Data excerpts:
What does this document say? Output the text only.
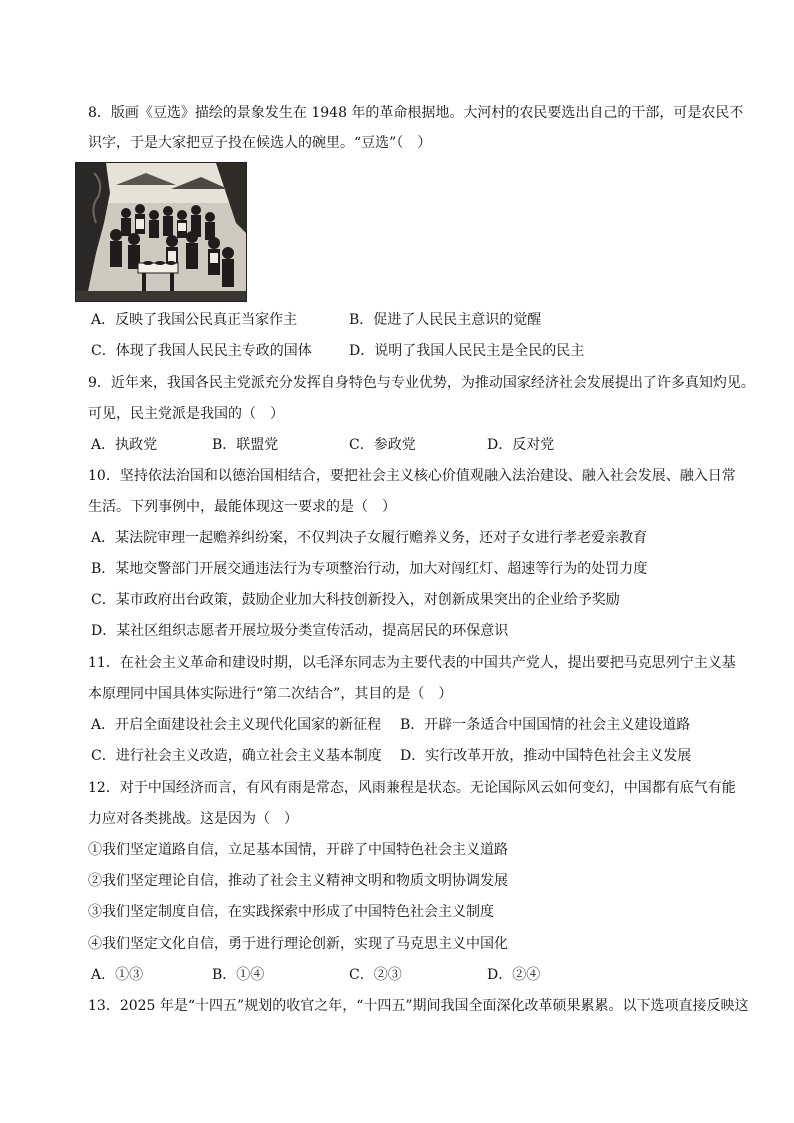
8．版画《豆选》描绘的景象发生在 1948 年的革命根据地。大河村的农民要选出自己的干部，可是农民不
识字，于是大家把豆子投在候选人的碗里。“豆选”（　）
A．反映了我国公民真正当家作主	B．促进了人民民主意识的觉醒
C．体现了我国人民民主专政的国体	D．说明了我国人民民主是全民的民主
9．近年来，我国各民主党派充分发挥自身特色与专业优势，为推动国家经济社会发展提出了许多真知灼见。
可见，民主党派是我国的（　）
A．执政党	B．联盟党	C．参政党	D．反对党
10．坚持依法治国和以德治国相结合，要把社会主义核心价值观融入法治建设、融入社会发展、融入日常
生活。下列事例中，最能体现这一要求的是（　）
A．某法院审理一起赡养纠纷案，不仅判决子女履行赡养义务，还对子女进行孝老爱亲教育
B．某地交警部门开展交通违法行为专项整治行动，加大对闯红灯、超速等行为的处罚力度
C．某市政府出台政策，鼓励企业加大科技创新投入，对创新成果突出的企业给予奖励
D．某社区组织志愿者开展垃圾分类宣传活动，提高居民的环保意识
11．在社会主义革命和建设时期，以毛泽东同志为主要代表的中国共产党人，提出要把马克思列宁主义基
本原理同中国具体实际进行“第二次结合”，其目的是（　）
A．开启全面建设社会主义现代化国家的新征程 B．开辟一条适合中国国情的社会主义建设道路
C．进行社会主义改造，确立社会主义基本制度 D．实行改革开放，推动中国特色社会主义发展
12．对于中国经济而言，有风有雨是常态，风雨兼程是状态。无论国际风云如何变幻，中国都有底气有能
力应对各类挑战。这是因为（　）
①我们坚定道路自信，立足基本国情，开辟了中国特色社会主义道路
②我们坚定理论自信，推动了社会主义精神文明和物质文明协调发展
③我们坚定制度自信，在实践探索中形成了中国特色社会主义制度
④我们坚定文化自信，勇于进行理论创新，实现了马克思主义中国化
A．①③	B．①④	C．②③	D．②④
13．2025 年是“十四五”规划的收官之年，“十四五”期间我国全面深化改革硕果累累。以下选项直接反映这
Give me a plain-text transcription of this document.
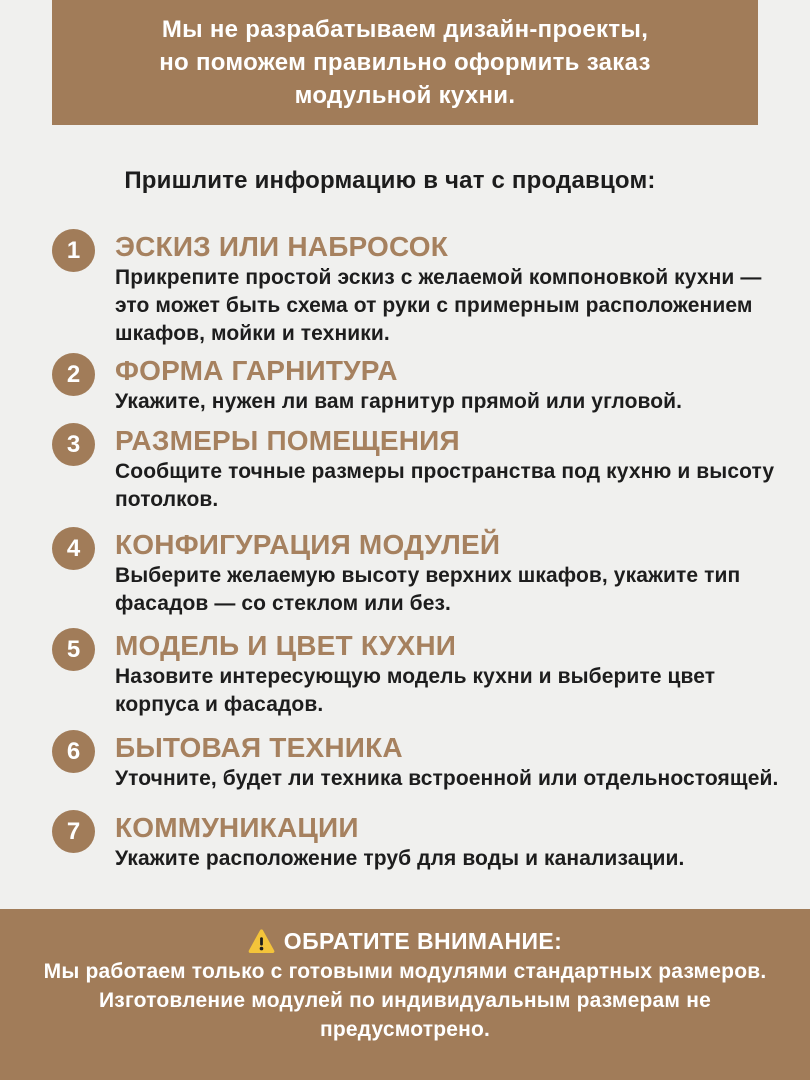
Мы не разрабатываем дизайн-проекты,
но поможем правильно оформить заказ
модульной кухни.
Пришлите информацию в чат с продавцом:
1 ЭСКИЗ ИЛИ НАБРОСОК
Прикрепите простой эскиз с желаемой компоновкой кухни —
это может быть схема от руки с примерным расположением
шкафов, мойки и техники.
2 ФОРМА ГАРНИТУРА
Укажите, нужен ли вам гарнитур прямой или угловой.
3 РАЗМЕРЫ ПОМЕЩЕНИЯ
Сообщите точные размеры пространства под кухню и высоту
потолков.
4 КОНФИГУРАЦИЯ МОДУЛЕЙ
Выберите желаемую высоту верхних шкафов, укажите тип
фасадов — со стеклом или без.
5 МОДЕЛЬ И ЦВЕТ КУХНИ
Назовите интересующую модель кухни и выберите цвет
корпуса и фасадов.
6 БЫТОВАЯ ТЕХНИКА
Уточните, будет ли техника встроенной или отдельностоящей.
7 КОММУНИКАЦИИ
Укажите расположение труб для воды и канализации.
ОБРАТИТЕ ВНИМАНИЕ:
Мы работаем только с готовыми модулями стандартных размеров.
Изготовление модулей по индивидуальным размерам не
предусмотрено.
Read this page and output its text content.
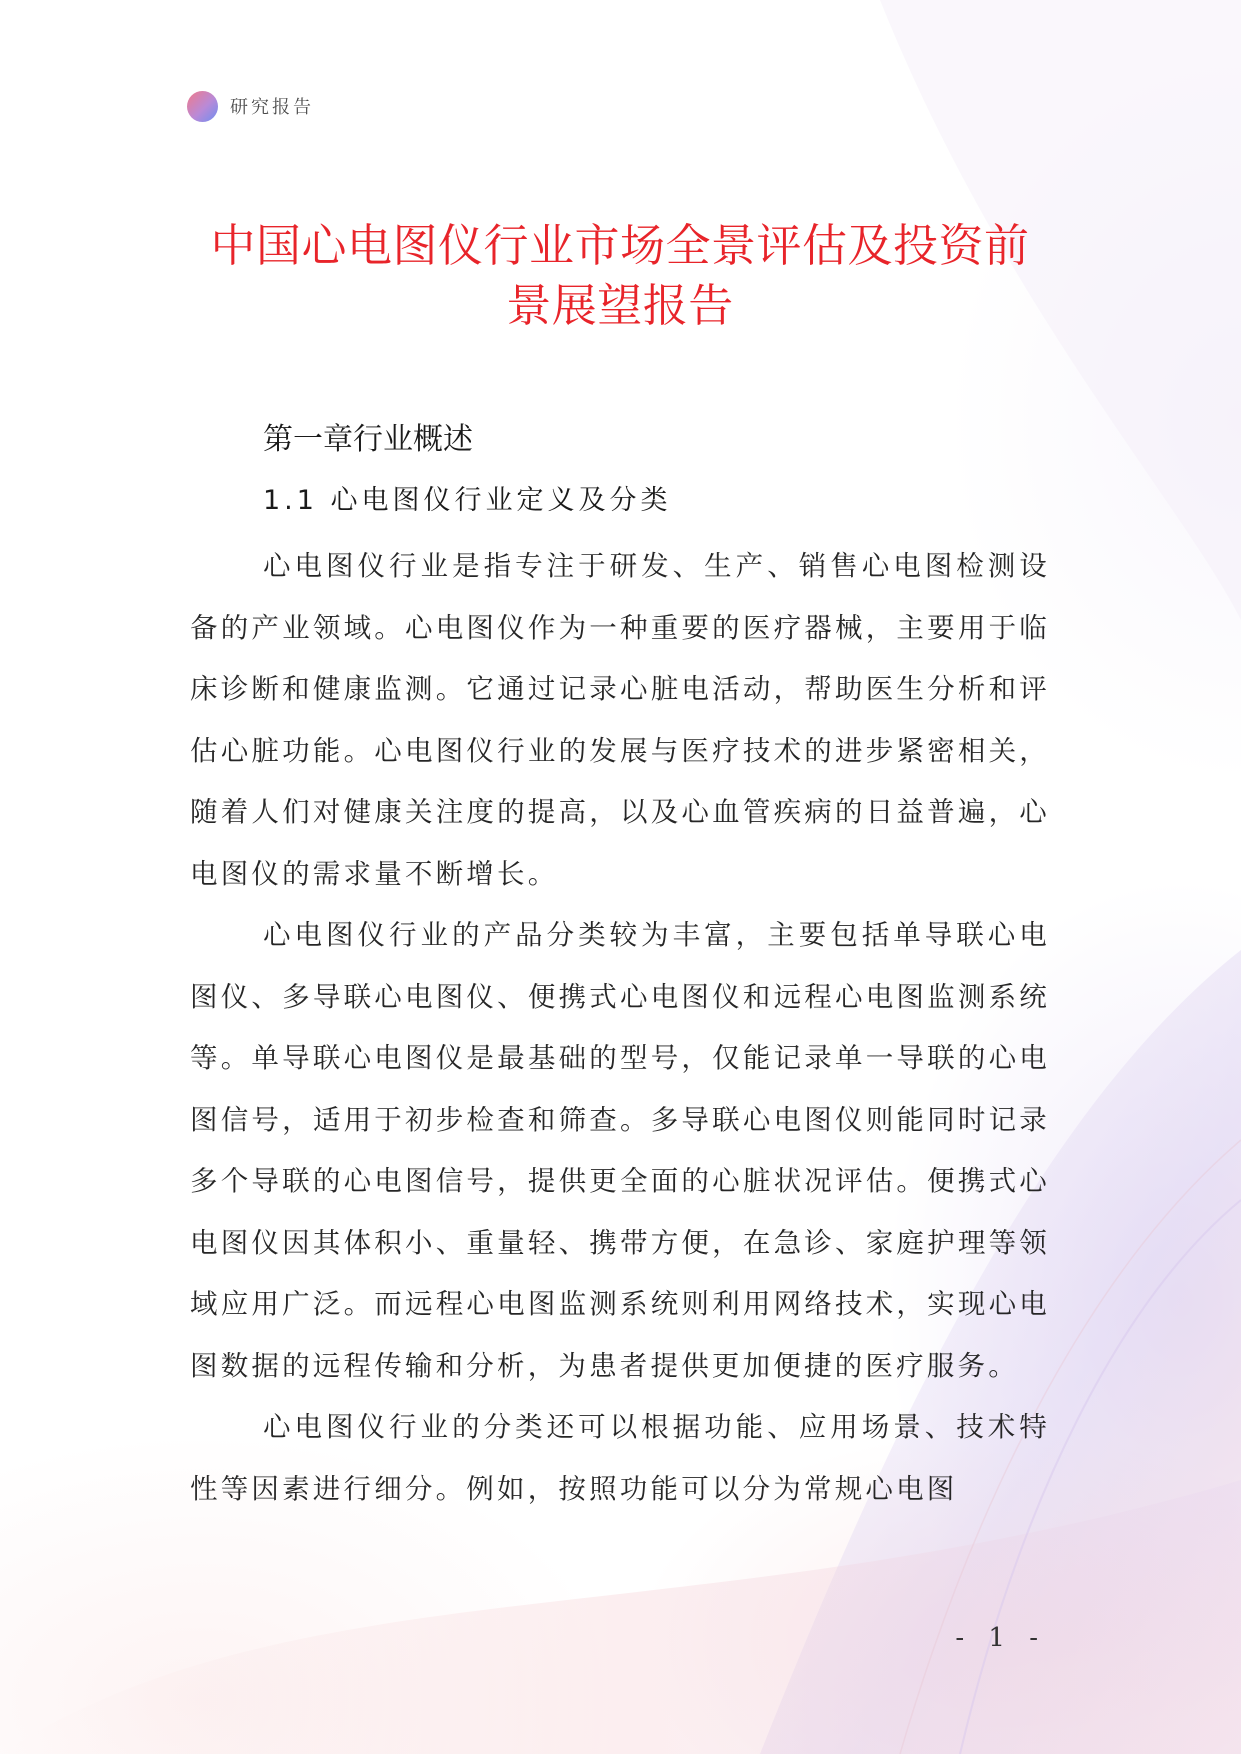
研究报告
中国心电图仪行业市场全景评估及投资前
景展望报告
第一章行业概述
1.1 心电图仪行业定义及分类

心电图仪行业是指专注于研发、生产、销售心电图检测设备的产业领域。心电图仪作为一种重要的医疗器械，主要用于临床诊断和健康监测。它通过记录心脏电活动，帮助医生分析和评估心脏功能。心电图仪行业的发展与医疗技术的进步紧密相关，随着人们对健康关注度的提高，以及心血管疾病的日益普遍，心电图仪的需求量不断增长。

心电图仪行业的产品分类较为丰富，主要包括单导联心电图仪、多导联心电图仪、便携式心电图仪和远程心电图监测系统等。单导联心电图仪是最基础的型号，仅能记录单一导联的心电图信号，适用于初步检查和筛查。多导联心电图仪则能同时记录多个导联的心电图信号，提供更全面的心脏状况评估。便携式心电图仪因其体积小、重量轻、携带方便，在急诊、家庭护理等领域应用广泛。而远程心电图监测系统则利用网络技术，实现心电图数据的远程传输和分析，为患者提供更加便捷的医疗服务。

心电图仪行业的分类还可以根据功能、应用场景、技术特性等因素进行细分。例如，按照功能可以分为常规心电图

- 1 -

• **Exercise goal**: Extract, word for word, every line from the one holding "Give me a plain-text" through the closing line of the data above. Do not include any pictures.

• **Right answer**:
Give me a plain-text transcription of this document.
Мы не разрабатываем дизайн-проекты,
но поможем правильно оформить заказ
модульной кухни.
Пришлите информацию в чат с продавцом:
1 ЭСКИЗ ИЛИ НАБРОСОК
Прикрепите простой эскиз с желаемой компоновкой кухни —
это может быть схема от руки с примерным расположением
шкафов, мойки и техники.
2 ФОРМА ГАРНИТУРА
Укажите, нужен ли вам гарнитур прямой или угловой.
3 РАЗМЕРЫ ПОМЕЩЕНИЯ
Сообщите точные размеры пространства под кухню и высоту
потолков.
4 КОНФИГУРАЦИЯ МОДУЛЕЙ
Выберите желаемую высоту верхних шкафов, укажите тип
фасадов — со стеклом или без.
5 МОДЕЛЬ И ЦВЕТ КУХНИ
Назовите интересующую модель кухни и выберите цвет
корпуса и фасадов.
6 БЫТОВАЯ ТЕХНИКА
Уточните, будет ли техника встроенной или отдельностоящей.
7 КОММУНИКАЦИИ
Укажите расположение труб для воды и канализации.
ОБРАТИТЕ ВНИМАНИЕ:
Мы работаем только с готовыми модулями стандартных размеров.
Изготовление модулей по индивидуальным размерам не
предусмотрено.
Read this page and output its text content.
研究报告
中国心电图仪行业市场全景评估及投资前
景展望报告
第一章行业概述
1.1 心电图仪行业定义及分类

心电图仪行业是指专注于研发、生产、销售心电图检测设备的产业领域。心电图仪作为一种重要的医疗器械，主要用于临床诊断和健康监测。它通过记录心脏电活动，帮助医生分析和评估心脏功能。心电图仪行业的发展与医疗技术的进步紧密相关，随着人们对健康关注度的提高，以及心血管疾病的日益普遍，心电图仪的需求量不断增长。

心电图仪行业的产品分类较为丰富，主要包括单导联心电图仪、多导联心电图仪、便携式心电图仪和远程心电图监测系统等。单导联心电图仪是最基础的型号，仅能记录单一导联的心电图信号，适用于初步检查和筛查。多导联心电图仪则能同时记录多个导联的心电图信号，提供更全面的心脏状况评估。便携式心电图仪因其体积小、重量轻、携带方便，在急诊、家庭护理等领域应用广泛。而远程心电图监测系统则利用网络技术，实现心电图数据的远程传输和分析，为患者提供更加便捷的医疗服务。

心电图仪行业的分类还可以根据功能、应用场景、技术特性等因素进行细分。例如，按照功能可以分为常规心电图

- 1 -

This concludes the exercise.